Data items
++++++++

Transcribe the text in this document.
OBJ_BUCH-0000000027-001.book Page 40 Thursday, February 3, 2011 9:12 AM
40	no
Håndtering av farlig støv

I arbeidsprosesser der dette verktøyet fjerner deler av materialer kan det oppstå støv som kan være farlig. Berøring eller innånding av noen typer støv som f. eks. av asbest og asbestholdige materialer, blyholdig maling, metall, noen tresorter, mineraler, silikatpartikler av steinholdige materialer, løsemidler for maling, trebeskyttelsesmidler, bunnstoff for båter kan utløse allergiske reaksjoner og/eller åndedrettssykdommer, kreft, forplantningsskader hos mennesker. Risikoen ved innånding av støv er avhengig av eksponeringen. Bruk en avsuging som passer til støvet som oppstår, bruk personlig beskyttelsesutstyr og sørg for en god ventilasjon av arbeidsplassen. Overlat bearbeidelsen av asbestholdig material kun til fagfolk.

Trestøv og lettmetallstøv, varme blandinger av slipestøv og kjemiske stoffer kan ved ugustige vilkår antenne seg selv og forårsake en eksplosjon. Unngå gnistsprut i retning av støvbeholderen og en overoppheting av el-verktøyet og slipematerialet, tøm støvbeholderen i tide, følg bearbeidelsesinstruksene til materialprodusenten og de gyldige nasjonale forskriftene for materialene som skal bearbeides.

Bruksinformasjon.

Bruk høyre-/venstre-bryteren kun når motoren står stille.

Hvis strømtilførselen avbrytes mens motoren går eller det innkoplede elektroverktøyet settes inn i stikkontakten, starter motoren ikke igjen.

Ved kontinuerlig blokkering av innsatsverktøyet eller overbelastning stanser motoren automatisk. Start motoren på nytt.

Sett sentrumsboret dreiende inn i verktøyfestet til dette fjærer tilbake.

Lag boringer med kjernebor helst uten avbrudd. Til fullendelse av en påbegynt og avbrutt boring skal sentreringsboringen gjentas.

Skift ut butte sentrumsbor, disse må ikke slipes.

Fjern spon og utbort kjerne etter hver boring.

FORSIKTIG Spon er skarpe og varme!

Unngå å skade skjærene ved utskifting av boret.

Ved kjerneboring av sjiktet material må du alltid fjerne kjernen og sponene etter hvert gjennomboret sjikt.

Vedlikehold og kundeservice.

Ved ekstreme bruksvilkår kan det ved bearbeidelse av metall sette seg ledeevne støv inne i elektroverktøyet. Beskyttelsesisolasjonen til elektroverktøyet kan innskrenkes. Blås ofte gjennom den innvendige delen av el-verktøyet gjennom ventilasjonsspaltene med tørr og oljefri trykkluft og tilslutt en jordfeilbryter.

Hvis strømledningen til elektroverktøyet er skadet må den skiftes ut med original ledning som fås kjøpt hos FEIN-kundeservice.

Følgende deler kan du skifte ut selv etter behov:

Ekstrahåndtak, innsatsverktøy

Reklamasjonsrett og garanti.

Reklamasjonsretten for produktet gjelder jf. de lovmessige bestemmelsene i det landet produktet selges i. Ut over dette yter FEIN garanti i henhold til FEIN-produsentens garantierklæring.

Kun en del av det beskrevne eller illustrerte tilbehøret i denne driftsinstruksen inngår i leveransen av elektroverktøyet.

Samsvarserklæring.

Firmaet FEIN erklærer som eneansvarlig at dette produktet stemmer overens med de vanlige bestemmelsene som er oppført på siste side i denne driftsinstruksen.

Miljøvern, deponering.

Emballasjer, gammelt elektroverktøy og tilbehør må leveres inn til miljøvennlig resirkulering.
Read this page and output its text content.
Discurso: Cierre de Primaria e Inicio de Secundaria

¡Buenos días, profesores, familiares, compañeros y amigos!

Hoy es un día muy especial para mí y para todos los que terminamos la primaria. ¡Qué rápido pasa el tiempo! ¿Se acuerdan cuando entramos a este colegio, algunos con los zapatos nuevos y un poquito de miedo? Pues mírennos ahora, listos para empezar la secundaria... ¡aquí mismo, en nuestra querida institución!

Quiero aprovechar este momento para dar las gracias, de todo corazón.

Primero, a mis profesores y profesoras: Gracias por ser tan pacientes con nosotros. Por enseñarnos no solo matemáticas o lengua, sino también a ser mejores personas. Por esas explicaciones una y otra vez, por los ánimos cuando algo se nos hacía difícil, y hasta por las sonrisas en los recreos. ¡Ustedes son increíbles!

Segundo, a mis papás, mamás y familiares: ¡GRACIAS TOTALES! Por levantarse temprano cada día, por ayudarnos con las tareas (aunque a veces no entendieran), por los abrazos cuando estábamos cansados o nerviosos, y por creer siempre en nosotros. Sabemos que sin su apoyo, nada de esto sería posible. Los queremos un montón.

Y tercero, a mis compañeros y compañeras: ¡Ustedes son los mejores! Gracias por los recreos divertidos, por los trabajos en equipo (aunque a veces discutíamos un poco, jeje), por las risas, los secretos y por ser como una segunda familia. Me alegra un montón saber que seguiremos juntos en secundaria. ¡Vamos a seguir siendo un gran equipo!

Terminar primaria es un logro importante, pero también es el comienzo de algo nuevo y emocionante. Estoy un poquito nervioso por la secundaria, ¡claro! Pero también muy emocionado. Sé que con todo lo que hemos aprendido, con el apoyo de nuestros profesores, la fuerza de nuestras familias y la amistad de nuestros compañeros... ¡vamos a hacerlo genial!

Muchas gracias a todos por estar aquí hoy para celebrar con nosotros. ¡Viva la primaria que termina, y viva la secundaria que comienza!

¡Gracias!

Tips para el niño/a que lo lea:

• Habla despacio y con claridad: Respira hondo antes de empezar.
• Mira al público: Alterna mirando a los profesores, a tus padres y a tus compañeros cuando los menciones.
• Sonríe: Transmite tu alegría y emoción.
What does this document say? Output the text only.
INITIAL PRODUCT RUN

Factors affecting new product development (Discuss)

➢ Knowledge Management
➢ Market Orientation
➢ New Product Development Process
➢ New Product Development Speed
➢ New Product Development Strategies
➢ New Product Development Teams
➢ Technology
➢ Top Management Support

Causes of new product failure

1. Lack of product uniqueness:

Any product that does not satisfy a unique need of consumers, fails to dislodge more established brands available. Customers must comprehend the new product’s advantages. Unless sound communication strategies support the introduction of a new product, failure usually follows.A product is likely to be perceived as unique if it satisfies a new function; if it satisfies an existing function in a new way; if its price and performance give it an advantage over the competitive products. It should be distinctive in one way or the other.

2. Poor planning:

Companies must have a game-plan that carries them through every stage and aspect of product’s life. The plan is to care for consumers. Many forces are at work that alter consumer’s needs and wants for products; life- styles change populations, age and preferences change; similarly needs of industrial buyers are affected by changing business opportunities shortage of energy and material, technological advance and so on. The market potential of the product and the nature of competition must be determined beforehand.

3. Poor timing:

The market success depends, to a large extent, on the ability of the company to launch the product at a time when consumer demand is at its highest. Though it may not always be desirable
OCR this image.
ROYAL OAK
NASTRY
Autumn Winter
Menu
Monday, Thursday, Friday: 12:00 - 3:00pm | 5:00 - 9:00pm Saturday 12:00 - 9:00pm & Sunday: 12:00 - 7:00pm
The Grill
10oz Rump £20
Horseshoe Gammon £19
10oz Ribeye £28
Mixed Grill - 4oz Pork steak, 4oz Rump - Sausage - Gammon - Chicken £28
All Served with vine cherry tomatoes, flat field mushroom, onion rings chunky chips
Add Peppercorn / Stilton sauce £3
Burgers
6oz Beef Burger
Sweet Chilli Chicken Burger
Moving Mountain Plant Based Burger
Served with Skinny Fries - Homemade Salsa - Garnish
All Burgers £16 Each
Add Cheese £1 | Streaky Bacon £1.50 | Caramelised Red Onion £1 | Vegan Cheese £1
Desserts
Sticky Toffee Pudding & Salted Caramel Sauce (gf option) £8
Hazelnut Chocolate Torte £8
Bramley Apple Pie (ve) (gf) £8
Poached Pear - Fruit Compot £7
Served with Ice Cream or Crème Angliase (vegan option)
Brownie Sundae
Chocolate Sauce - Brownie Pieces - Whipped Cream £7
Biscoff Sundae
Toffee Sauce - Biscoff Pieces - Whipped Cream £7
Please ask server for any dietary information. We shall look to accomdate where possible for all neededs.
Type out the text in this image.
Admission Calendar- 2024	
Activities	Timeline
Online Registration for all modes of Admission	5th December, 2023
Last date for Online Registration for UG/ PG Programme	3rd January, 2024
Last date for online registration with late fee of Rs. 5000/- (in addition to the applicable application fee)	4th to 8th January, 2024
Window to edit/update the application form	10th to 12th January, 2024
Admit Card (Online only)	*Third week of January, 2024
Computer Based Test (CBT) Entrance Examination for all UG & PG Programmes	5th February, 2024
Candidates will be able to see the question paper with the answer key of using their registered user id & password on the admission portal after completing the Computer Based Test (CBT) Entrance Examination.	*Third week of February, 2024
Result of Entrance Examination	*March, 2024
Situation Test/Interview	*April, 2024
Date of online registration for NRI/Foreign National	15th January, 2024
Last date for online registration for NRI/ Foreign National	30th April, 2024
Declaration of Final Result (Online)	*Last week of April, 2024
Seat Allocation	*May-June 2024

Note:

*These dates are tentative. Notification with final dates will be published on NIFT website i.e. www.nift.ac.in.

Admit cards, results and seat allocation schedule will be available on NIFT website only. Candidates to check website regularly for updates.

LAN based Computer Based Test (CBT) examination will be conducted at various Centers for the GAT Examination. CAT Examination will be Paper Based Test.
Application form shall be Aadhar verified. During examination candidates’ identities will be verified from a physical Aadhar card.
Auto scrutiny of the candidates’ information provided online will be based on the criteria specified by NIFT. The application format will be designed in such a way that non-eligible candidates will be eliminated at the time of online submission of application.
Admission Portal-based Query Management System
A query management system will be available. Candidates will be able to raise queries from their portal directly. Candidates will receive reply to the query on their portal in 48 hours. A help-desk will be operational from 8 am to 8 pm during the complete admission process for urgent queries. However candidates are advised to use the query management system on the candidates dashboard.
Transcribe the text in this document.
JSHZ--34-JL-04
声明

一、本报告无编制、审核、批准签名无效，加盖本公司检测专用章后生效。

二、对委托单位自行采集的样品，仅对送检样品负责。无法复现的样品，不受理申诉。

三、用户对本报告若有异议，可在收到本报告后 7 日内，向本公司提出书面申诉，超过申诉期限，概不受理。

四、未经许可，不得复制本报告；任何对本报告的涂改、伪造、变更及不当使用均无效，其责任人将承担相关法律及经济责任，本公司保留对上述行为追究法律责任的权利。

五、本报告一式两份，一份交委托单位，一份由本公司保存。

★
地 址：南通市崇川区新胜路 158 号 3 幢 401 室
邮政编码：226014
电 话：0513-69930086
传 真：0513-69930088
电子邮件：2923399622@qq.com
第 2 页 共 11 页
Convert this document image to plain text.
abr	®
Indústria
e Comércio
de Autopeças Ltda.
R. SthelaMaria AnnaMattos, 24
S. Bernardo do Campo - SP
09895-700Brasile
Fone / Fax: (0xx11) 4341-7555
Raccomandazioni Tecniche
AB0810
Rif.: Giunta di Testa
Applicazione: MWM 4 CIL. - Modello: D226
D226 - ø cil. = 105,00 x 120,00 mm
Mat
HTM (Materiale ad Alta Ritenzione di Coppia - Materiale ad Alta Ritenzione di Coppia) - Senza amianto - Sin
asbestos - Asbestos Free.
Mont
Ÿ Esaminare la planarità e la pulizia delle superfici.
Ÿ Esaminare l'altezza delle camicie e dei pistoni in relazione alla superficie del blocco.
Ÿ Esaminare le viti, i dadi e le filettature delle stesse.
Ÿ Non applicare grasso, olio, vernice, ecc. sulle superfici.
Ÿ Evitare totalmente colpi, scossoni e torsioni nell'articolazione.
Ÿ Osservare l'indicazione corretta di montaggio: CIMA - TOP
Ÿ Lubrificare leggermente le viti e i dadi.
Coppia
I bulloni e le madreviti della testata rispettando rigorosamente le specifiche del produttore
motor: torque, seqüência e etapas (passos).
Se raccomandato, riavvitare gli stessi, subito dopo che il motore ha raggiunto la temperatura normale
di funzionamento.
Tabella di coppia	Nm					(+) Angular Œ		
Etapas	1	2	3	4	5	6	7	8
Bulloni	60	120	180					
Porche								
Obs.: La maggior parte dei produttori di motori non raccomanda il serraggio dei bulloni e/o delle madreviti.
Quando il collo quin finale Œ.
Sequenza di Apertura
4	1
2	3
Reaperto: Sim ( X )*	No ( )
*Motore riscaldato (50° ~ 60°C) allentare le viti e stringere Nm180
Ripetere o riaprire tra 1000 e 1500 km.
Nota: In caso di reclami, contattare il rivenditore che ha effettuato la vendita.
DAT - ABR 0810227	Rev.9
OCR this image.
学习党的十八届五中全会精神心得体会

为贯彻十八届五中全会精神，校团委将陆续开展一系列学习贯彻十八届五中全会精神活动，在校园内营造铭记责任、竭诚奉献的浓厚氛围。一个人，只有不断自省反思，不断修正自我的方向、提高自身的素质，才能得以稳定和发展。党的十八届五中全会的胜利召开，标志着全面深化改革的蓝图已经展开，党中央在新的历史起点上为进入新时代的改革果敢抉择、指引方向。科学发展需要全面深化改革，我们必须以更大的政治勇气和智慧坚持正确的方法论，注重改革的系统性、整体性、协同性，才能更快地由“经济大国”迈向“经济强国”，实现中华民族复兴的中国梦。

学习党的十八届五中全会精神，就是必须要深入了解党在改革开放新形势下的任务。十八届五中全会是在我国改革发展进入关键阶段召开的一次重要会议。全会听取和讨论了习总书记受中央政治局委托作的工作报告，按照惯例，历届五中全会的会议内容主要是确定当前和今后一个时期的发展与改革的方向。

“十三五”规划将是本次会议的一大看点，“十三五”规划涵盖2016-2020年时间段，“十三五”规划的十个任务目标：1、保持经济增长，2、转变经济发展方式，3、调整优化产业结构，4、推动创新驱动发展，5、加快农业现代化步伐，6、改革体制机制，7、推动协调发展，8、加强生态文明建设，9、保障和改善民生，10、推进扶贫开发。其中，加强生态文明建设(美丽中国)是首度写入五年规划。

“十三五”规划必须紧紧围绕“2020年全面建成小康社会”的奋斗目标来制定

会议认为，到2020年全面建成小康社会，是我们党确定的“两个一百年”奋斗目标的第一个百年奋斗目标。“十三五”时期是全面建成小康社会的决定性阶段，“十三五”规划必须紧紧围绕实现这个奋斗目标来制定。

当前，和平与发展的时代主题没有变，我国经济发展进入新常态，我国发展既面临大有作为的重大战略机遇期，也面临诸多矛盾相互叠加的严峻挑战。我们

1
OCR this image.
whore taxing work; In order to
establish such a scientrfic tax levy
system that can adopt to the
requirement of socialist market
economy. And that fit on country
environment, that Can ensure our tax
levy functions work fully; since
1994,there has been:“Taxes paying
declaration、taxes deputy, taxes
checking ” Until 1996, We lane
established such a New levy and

++++++++

Stated goal: Your task is to list each line of the records with the word "elektroverktøyet".

Exercise answer:
Hvis strømtilførselen avbrytes mens motoren går eller det innkoplede elektroverktøyet settes inn i stikkontakten, starter motoren ikke igjen.
Ved ekstreme bruksvilkår kan det ved bearbeidelse av metall sette seg ledeevne støv inne i elektroverktøyet. Beskyttelsesisolasjonen til elektroverktøyet kan innskrenkes. Blås ofte gjennom den innvendige delen av el-verktøyet gjennom ventilasjonsspaltene med tørr og oljefri trykkluft og tilslutt en jordfeilbryter.
Hvis strømledningen til elektroverktøyet er skadet må den skiftes ut med original ledning som fås kjøpt hos FEIN-kundeservice.
Kun en del av det beskrevne eller illustrerte tilbehøret i denne driftsinstruksen inngår i leveransen av elektroverktøyet.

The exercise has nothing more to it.